* **WORK TO BE COMPLETED**: Pull out every line below that holds the word "with".
BEGIN TASK DATA
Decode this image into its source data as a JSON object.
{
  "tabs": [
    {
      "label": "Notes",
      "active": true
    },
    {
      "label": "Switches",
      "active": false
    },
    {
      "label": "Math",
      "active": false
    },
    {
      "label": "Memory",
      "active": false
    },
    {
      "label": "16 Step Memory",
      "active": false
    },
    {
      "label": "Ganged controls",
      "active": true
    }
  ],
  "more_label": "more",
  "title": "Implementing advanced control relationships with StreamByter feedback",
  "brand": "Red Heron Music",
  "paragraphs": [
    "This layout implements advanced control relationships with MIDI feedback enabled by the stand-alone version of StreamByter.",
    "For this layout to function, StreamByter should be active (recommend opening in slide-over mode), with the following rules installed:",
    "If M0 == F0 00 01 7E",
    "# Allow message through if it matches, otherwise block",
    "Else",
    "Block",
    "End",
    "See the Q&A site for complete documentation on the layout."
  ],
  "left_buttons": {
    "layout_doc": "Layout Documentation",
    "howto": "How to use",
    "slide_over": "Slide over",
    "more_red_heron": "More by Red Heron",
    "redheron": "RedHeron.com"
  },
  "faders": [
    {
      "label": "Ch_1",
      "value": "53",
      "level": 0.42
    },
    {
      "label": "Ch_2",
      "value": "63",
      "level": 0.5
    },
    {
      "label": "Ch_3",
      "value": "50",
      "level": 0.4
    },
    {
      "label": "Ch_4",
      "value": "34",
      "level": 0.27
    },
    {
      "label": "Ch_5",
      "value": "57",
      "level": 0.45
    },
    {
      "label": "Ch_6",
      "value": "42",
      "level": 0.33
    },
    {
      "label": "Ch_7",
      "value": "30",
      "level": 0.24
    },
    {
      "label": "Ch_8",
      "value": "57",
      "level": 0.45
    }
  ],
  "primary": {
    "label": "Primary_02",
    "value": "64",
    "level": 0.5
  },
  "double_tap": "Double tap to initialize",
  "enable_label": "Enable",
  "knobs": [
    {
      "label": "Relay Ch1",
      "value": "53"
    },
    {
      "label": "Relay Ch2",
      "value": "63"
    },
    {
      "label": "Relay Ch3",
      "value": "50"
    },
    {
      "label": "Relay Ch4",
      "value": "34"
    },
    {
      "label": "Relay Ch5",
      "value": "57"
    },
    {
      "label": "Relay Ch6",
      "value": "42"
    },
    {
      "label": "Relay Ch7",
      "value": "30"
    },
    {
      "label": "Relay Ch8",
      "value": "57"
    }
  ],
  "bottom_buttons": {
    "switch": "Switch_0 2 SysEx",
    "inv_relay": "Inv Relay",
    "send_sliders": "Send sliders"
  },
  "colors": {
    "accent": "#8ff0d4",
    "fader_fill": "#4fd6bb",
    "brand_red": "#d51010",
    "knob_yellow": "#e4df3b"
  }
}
END TASK DATA
* **THE ANSWER**:
  "title": "Implementing advanced control relationships with StreamByter feedback",
    "This layout implements advanced control relationships with MIDI feedback enabled by the stand-alone version of StreamByter.",
    "For this layout to function, StreamByter should be active (recommend opening in slide-over mode), with the following rules installed:",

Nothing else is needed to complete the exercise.